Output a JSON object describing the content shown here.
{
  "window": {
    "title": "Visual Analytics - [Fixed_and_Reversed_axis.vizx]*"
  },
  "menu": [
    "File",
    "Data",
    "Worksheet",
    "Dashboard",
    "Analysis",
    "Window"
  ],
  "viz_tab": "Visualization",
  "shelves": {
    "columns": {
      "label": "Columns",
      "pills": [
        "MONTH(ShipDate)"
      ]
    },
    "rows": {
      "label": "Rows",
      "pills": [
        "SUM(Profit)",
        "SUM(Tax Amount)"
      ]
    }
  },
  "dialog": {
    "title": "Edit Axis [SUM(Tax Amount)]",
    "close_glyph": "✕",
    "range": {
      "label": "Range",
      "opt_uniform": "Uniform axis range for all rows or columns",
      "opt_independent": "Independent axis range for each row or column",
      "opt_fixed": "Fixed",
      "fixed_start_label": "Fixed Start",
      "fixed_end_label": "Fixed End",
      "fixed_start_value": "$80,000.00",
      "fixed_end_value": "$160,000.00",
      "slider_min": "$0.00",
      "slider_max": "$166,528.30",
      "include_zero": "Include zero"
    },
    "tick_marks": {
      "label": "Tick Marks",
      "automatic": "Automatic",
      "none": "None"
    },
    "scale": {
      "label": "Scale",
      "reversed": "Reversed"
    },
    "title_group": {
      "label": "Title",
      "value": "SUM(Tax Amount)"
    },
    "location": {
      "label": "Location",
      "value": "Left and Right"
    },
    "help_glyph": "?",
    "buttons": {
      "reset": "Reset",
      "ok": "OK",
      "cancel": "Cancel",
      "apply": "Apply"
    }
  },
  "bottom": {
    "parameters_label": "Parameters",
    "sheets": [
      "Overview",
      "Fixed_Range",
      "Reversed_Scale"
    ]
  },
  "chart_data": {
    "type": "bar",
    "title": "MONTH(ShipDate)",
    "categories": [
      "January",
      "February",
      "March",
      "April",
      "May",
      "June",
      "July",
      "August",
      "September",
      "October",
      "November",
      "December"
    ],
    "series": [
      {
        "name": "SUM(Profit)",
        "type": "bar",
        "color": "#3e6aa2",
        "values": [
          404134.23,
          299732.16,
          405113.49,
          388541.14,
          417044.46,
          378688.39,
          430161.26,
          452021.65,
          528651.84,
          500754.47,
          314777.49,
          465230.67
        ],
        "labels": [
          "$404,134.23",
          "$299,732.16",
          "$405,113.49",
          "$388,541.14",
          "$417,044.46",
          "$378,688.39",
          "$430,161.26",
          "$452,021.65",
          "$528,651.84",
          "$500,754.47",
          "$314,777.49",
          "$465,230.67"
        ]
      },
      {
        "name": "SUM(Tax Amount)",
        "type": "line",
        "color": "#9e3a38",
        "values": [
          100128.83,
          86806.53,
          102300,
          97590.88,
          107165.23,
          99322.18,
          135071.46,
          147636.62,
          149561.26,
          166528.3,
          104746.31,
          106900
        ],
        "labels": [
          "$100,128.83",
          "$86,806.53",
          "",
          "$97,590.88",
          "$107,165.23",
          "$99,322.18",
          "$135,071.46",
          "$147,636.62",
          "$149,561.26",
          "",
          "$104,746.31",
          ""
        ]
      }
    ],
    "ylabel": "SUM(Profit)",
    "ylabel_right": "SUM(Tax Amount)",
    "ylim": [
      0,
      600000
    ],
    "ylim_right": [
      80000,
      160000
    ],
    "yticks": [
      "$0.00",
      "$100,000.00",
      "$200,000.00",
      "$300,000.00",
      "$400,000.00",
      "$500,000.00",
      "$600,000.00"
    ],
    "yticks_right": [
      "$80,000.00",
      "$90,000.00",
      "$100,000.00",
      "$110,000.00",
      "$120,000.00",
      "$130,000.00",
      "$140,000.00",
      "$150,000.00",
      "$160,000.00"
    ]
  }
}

----------------

Work to complete → Repeat the preceding lines exactly, please, every one of them.

In response →
Output a JSON object describing the content shown here.
{
  "window": {
    "title": "Visual Analytics - [Fixed_and_Reversed_axis.vizx]*"
  },
  "menu": [
    "File",
    "Data",
    "Worksheet",
    "Dashboard",
    "Analysis",
    "Window"
  ],
  "viz_tab": "Visualization",
  "shelves": {
    "columns": {
      "label": "Columns",
      "pills": [
        "MONTH(ShipDate)"
      ]
    },
    "rows": {
      "label": "Rows",
      "pills": [
        "SUM(Profit)",
        "SUM(Tax Amount)"
      ]
    }
  },
  "dialog": {
    "title": "Edit Axis [SUM(Tax Amount)]",
    "close_glyph": "✕",
    "range": {
      "label": "Range",
      "opt_uniform": "Uniform axis range for all rows or columns",
      "opt_independent": "Independent axis range for each row or column",
      "opt_fixed": "Fixed",
      "fixed_start_label": "Fixed Start",
      "fixed_end_label": "Fixed End",
      "fixed_start_value": "$80,000.00",
      "fixed_end_value": "$160,000.00",
      "slider_min": "$0.00",
      "slider_max": "$166,528.30",
      "include_zero": "Include zero"
    },
    "tick_marks": {
      "label": "Tick Marks",
      "automatic": "Automatic",
      "none": "None"
    },
    "scale": {
      "label": "Scale",
      "reversed": "Reversed"
    },
    "title_group": {
      "label": "Title",
      "value": "SUM(Tax Amount)"
    },
    "location": {
      "label": "Location",
      "value": "Left and Right"
    },
    "help_glyph": "?",
    "buttons": {
      "reset": "Reset",
      "ok": "OK",
      "cancel": "Cancel",
      "apply": "Apply"
    }
  },
  "bottom": {
    "parameters_label": "Parameters",
    "sheets": [
      "Overview",
      "Fixed_Range",
      "Reversed_Scale"
    ]
  },
  "chart_data": {
    "type": "bar",
    "title": "MONTH(ShipDate)",
    "categories": [
      "January",
      "February",
      "March",
      "April",
      "May",
      "June",
      "July",
      "August",
      "September",
      "October",
      "November",
      "December"
    ],
    "series": [
      {
        "name": "SUM(Profit)",
        "type": "bar",
        "color": "#3e6aa2",
        "values": [
          404134.23,
          299732.16,
          405113.49,
          388541.14,
          417044.46,
          378688.39,
          430161.26,
          452021.65,
          528651.84,
          500754.47,
          314777.49,
          465230.67
        ],
        "labels": [
          "$404,134.23",
          "$299,732.16",
          "$405,113.49",
          "$388,541.14",
          "$417,044.46",
          "$378,688.39",
          "$430,161.26",
          "$452,021.65",
          "$528,651.84",
          "$500,754.47",
          "$314,777.49",
          "$465,230.67"
        ]
      },
      {
        "name": "SUM(Tax Amount)",
        "type": "line",
        "color": "#9e3a38",
        "values": [
          100128.83,
          86806.53,
          102300,
          97590.88,
          107165.23,
          99322.18,
          135071.46,
          147636.62,
          149561.26,
          166528.3,
          104746.31,
          106900
        ],
        "labels": [
          "$100,128.83",
          "$86,806.53",
          "",
          "$97,590.88",
          "$107,165.23",
          "$99,322.18",
          "$135,071.46",
          "$147,636.62",
          "$149,561.26",
          "",
          "$104,746.31",
          ""
        ]
      }
    ],
    "ylabel": "SUM(Profit)",
    "ylabel_right": "SUM(Tax Amount)",
    "ylim": [
      0,
      600000
    ],
    "ylim_right": [
      80000,
      160000
    ],
    "yticks": [
      "$0.00",
      "$100,000.00",
      "$200,000.00",
      "$300,000.00",
      "$400,000.00",
      "$500,000.00",
      "$600,000.00"
    ],
    "yticks_right": [
      "$80,000.00",
      "$90,000.00",
      "$100,000.00",
      "$110,000.00",
      "$120,000.00",
      "$130,000.00",
      "$140,000.00",
      "$150,000.00",
      "$160,000.00"
    ]
  }
}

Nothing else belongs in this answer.